The request:
Find the number of lines below in which the word "EURUSD" appears, and write that number only.
** Start of Records supplied **
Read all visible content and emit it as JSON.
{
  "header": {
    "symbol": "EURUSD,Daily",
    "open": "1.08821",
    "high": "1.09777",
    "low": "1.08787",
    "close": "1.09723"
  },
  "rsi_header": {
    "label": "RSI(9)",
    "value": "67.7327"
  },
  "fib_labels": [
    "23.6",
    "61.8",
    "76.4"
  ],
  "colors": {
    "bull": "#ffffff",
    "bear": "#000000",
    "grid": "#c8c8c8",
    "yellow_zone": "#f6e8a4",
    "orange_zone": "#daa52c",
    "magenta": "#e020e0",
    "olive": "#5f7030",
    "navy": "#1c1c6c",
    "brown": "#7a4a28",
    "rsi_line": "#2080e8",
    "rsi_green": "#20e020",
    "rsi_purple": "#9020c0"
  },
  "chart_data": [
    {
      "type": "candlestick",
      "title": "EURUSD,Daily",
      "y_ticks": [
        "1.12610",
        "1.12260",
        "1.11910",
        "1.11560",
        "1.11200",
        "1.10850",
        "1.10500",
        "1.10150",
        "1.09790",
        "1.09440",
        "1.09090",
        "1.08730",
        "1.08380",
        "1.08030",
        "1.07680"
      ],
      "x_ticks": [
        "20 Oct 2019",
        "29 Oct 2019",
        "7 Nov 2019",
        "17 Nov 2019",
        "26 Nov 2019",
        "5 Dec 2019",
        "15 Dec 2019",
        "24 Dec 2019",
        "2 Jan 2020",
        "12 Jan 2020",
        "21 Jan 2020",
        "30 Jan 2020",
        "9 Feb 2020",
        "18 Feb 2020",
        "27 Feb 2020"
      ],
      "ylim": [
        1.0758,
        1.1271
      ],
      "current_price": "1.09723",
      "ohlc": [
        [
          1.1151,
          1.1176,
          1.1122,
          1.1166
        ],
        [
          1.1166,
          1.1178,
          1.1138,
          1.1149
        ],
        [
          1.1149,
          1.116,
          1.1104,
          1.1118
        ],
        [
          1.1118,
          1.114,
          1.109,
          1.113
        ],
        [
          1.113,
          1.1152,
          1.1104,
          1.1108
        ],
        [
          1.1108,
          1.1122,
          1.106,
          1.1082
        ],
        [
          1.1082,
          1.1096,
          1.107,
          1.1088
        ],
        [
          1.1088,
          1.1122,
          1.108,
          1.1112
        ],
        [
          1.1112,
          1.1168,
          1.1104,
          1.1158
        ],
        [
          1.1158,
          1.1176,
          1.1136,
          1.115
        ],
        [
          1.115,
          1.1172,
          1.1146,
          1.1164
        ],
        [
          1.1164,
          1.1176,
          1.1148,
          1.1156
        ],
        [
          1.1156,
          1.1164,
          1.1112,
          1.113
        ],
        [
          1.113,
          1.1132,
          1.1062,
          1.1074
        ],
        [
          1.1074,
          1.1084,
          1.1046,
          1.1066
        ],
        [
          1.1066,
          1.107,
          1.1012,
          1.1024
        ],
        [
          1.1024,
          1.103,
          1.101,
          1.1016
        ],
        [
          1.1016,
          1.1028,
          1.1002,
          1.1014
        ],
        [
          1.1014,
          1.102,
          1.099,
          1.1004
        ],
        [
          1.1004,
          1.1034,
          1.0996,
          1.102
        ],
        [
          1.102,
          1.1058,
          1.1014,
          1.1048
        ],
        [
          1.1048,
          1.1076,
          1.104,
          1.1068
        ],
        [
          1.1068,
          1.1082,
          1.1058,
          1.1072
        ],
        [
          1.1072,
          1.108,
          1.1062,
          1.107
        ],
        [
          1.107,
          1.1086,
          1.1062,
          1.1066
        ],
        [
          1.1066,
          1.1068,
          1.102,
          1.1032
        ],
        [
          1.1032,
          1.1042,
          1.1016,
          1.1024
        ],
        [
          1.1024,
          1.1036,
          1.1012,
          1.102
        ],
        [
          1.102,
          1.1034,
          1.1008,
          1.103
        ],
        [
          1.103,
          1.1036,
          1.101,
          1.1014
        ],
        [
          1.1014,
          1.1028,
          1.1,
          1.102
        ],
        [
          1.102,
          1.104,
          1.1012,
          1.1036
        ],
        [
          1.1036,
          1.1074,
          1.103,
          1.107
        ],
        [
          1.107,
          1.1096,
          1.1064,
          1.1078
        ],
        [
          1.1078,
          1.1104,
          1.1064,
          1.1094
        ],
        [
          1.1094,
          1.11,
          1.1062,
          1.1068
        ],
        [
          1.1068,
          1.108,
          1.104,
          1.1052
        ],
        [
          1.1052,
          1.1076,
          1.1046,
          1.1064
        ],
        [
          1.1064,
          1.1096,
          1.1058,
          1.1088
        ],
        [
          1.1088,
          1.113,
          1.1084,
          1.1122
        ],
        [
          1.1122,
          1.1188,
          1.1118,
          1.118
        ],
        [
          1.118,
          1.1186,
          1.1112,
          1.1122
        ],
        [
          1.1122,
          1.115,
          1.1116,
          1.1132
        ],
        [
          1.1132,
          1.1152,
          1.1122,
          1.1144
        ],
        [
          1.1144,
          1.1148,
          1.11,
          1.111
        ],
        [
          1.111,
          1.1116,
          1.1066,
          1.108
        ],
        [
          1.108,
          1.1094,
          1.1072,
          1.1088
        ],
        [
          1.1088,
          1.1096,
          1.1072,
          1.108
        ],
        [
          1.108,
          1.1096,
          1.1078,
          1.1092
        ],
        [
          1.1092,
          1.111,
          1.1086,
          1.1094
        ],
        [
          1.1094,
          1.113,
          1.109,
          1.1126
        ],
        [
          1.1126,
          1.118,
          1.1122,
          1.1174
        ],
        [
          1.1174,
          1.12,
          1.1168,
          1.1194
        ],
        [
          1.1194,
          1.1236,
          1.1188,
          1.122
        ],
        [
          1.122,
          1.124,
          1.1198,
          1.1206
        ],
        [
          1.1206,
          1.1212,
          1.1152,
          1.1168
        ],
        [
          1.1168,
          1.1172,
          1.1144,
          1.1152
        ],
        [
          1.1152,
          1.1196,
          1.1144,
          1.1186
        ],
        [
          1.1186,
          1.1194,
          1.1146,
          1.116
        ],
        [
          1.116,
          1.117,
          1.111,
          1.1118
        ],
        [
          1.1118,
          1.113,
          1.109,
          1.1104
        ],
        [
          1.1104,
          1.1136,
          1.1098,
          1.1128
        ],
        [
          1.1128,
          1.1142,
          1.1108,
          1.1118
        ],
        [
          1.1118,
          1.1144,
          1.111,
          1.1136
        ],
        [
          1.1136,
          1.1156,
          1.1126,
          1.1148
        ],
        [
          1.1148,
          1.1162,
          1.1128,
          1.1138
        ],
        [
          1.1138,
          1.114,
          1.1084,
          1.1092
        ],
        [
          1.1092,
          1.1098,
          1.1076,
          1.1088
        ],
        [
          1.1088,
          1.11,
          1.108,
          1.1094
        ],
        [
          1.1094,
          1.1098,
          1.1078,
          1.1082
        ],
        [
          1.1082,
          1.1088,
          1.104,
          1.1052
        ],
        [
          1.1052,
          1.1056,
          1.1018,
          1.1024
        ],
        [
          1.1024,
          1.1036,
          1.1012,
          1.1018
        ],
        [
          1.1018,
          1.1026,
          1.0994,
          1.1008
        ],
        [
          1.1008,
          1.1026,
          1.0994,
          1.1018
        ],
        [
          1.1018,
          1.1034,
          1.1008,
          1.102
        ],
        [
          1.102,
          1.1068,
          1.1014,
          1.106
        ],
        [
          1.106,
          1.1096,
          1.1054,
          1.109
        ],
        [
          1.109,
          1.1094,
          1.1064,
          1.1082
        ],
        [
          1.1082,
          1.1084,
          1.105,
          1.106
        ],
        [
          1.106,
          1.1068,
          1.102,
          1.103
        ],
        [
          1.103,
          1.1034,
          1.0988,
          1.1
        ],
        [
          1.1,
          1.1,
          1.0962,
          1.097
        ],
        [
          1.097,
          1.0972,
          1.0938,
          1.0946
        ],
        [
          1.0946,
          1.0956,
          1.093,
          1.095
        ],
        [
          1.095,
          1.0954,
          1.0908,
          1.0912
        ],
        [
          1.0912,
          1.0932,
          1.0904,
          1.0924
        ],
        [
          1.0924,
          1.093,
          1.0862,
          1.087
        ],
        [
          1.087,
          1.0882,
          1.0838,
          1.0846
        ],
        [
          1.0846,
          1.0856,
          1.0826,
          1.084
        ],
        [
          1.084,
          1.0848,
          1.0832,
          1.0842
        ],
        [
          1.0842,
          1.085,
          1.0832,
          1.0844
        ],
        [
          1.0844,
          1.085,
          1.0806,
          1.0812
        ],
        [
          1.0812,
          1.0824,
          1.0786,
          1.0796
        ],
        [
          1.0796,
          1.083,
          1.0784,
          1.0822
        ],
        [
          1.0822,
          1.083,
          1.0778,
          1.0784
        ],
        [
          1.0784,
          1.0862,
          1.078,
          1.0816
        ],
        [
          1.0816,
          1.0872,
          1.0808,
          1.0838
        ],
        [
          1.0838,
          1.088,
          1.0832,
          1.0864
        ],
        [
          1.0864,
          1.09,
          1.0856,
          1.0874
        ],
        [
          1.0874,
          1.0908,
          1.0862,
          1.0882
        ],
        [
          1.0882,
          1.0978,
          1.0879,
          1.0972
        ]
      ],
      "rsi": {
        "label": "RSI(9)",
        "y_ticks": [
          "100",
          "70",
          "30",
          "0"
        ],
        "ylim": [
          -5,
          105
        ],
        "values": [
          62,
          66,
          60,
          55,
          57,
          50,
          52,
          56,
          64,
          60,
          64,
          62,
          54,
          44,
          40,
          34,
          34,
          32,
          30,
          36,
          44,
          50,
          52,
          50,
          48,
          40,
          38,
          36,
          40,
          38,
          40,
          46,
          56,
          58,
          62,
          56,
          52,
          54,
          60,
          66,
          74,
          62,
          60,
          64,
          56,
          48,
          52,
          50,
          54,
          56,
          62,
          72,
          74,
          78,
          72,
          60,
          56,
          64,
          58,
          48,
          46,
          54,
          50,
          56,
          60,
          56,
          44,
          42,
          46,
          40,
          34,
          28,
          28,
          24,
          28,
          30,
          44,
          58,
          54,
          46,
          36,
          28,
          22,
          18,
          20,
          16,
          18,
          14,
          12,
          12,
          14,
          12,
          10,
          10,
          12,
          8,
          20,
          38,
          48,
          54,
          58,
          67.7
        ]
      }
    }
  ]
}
** End of Records supplied **
Correct answer:
2